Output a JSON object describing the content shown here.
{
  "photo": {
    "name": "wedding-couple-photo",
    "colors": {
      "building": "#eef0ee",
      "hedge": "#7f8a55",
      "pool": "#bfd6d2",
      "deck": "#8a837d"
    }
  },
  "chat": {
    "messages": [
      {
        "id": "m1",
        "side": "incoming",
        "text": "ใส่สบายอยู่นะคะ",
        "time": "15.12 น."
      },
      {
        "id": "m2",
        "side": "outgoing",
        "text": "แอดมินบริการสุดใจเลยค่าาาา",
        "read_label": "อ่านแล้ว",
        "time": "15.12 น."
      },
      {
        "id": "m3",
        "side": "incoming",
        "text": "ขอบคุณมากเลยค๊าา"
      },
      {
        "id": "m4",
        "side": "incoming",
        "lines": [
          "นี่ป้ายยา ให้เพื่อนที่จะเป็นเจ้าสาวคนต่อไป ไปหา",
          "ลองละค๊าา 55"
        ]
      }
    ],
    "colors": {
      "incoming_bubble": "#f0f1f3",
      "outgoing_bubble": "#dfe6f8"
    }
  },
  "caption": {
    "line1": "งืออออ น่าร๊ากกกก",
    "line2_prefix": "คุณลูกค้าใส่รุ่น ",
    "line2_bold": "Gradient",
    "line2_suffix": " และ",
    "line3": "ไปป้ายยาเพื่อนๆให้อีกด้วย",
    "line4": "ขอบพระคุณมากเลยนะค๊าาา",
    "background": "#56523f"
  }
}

___

--- WHAT NEEDS TO BE DONE ---
Working from the material above, retype it in its entirety without change.

--- ANSWER BELOW ---
Output a JSON object describing the content shown here.
{
  "photo": {
    "name": "wedding-couple-photo",
    "colors": {
      "building": "#eef0ee",
      "hedge": "#7f8a55",
      "pool": "#bfd6d2",
      "deck": "#8a837d"
    }
  },
  "chat": {
    "messages": [
      {
        "id": "m1",
        "side": "incoming",
        "text": "ใส่สบายอยู่นะคะ",
        "time": "15.12 น."
      },
      {
        "id": "m2",
        "side": "outgoing",
        "text": "แอดมินบริการสุดใจเลยค่าาาา",
        "read_label": "อ่านแล้ว",
        "time": "15.12 น."
      },
      {
        "id": "m3",
        "side": "incoming",
        "text": "ขอบคุณมากเลยค๊าา"
      },
      {
        "id": "m4",
        "side": "incoming",
        "lines": [
          "นี่ป้ายยา ให้เพื่อนที่จะเป็นเจ้าสาวคนต่อไป ไปหา",
          "ลองละค๊าา 55"
        ]
      }
    ],
    "colors": {
      "incoming_bubble": "#f0f1f3",
      "outgoing_bubble": "#dfe6f8"
    }
  },
  "caption": {
    "line1": "งืออออ น่าร๊ากกกก",
    "line2_prefix": "คุณลูกค้าใส่รุ่น ",
    "line2_bold": "Gradient",
    "line2_suffix": " และ",
    "line3": "ไปป้ายยาเพื่อนๆให้อีกด้วย",
    "line4": "ขอบพระคุณมากเลยนะค๊าาา",
    "background": "#56523f"
  }
}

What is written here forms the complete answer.